PROBLEM —
Tally up how many lines in the listing below contain the string "name", and give only the total.

:: PROVIDED MATERIAL

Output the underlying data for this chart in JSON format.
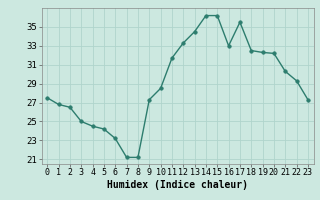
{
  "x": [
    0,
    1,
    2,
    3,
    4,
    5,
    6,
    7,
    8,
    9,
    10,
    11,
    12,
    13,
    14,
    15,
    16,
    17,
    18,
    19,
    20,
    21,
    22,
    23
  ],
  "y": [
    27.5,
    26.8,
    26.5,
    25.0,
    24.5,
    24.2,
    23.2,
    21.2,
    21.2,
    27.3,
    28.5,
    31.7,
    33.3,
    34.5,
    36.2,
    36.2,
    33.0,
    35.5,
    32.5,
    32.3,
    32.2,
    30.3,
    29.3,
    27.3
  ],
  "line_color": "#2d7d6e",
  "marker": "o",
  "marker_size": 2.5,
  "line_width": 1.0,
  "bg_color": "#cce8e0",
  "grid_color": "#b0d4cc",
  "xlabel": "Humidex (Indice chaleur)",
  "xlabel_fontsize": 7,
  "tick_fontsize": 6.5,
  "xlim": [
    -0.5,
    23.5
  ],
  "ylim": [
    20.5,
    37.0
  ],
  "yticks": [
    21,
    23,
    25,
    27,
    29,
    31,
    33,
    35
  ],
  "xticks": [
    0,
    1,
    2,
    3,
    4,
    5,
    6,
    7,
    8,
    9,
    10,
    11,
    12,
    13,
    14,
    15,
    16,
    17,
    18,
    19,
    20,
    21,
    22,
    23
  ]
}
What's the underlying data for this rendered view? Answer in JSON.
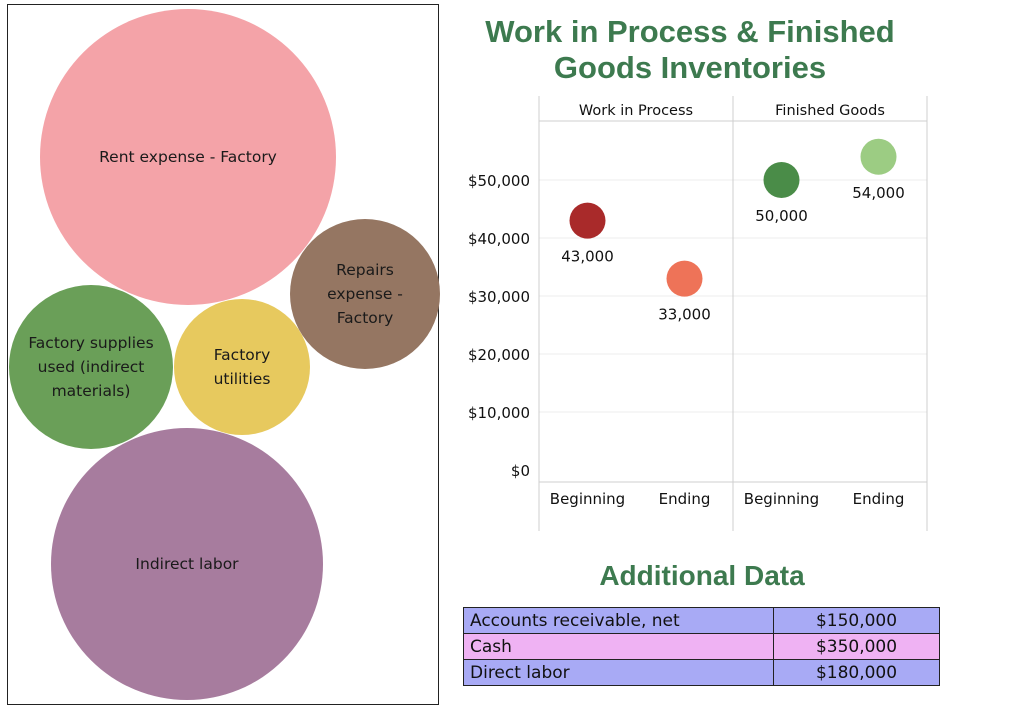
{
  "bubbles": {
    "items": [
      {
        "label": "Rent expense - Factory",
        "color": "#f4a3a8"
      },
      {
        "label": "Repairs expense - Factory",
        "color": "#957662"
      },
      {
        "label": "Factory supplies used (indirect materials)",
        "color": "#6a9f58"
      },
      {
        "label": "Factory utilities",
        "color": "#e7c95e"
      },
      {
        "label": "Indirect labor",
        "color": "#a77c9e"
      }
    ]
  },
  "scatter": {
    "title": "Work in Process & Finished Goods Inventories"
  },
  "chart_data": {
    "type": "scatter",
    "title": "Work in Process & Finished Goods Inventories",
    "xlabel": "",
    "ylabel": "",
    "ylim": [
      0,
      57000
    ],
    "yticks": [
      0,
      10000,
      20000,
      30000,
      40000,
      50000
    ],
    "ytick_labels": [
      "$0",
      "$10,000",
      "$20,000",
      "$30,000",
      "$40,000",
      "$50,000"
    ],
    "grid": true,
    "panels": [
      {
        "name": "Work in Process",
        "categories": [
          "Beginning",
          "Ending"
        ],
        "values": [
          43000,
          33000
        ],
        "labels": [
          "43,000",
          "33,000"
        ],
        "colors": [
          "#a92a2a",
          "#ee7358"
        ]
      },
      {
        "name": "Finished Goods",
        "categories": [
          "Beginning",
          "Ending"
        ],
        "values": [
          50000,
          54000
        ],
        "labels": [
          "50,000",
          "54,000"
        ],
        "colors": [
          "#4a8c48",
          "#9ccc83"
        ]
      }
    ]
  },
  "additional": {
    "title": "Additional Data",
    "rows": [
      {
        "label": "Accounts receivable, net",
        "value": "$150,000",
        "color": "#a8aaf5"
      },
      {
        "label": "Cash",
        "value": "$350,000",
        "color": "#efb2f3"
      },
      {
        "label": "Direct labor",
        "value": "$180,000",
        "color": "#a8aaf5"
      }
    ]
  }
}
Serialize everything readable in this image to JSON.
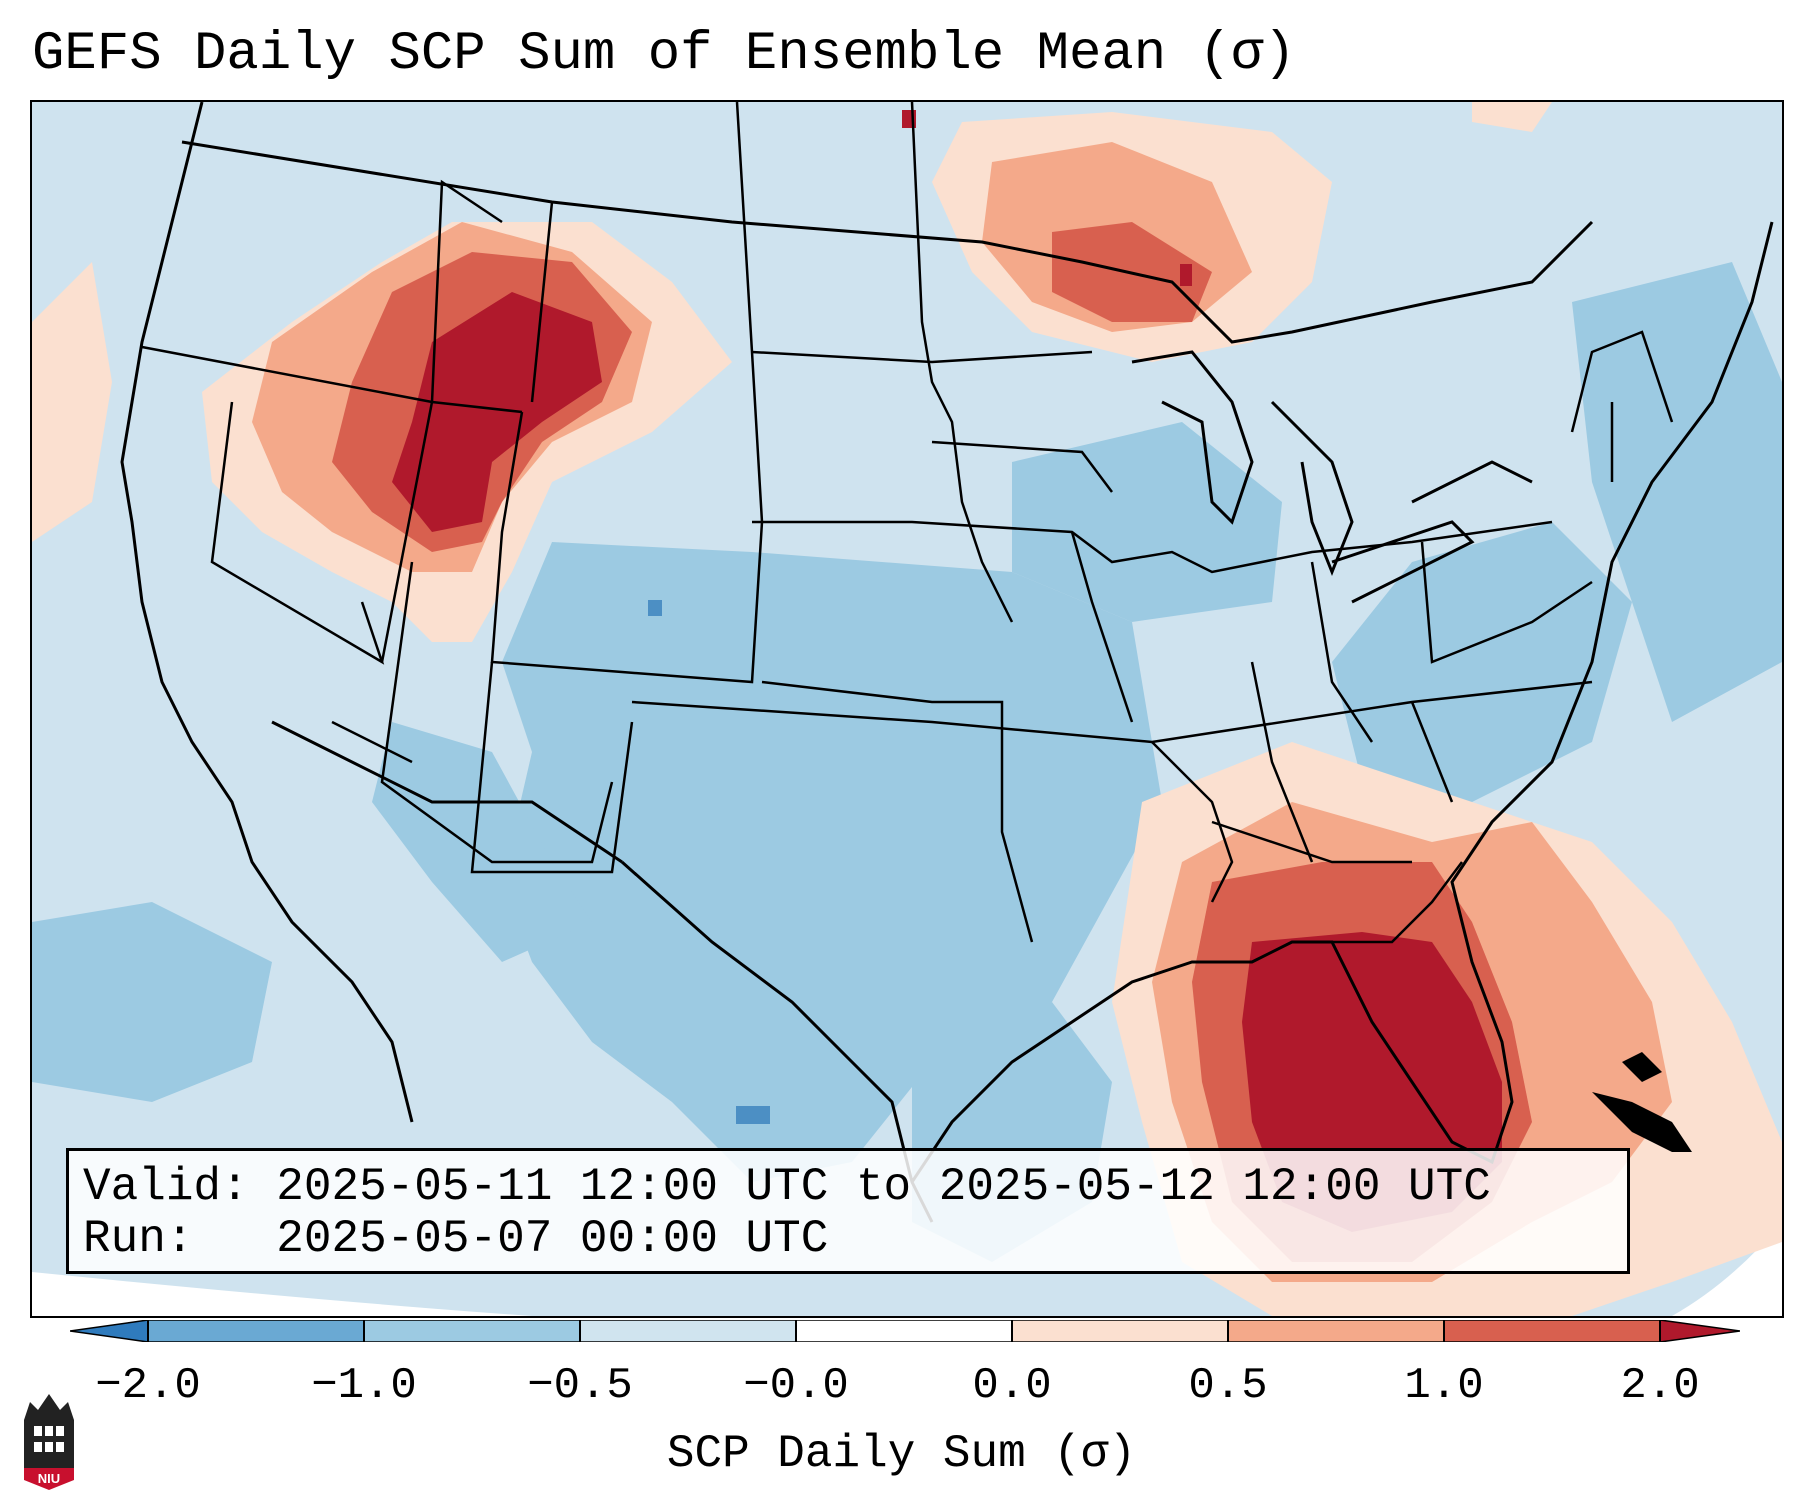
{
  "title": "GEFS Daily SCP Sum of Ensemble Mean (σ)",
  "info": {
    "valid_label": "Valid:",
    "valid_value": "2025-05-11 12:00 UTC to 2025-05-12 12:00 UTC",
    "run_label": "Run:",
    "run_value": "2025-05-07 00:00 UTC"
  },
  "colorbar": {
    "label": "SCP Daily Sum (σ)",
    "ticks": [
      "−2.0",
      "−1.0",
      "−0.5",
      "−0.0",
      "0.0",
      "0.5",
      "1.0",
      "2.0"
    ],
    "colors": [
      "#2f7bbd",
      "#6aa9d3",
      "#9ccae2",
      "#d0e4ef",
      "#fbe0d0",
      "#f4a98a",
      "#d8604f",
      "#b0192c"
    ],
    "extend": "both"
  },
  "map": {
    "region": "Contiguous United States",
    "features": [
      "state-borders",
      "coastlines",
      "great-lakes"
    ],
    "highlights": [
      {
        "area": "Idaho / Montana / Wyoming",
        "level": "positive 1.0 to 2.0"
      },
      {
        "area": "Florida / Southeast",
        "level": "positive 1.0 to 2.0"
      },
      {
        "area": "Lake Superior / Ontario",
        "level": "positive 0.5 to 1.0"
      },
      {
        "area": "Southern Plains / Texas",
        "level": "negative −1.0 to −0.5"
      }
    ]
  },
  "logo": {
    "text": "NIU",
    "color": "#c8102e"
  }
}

::::

RESPONSE TO THE EXERCISE —
2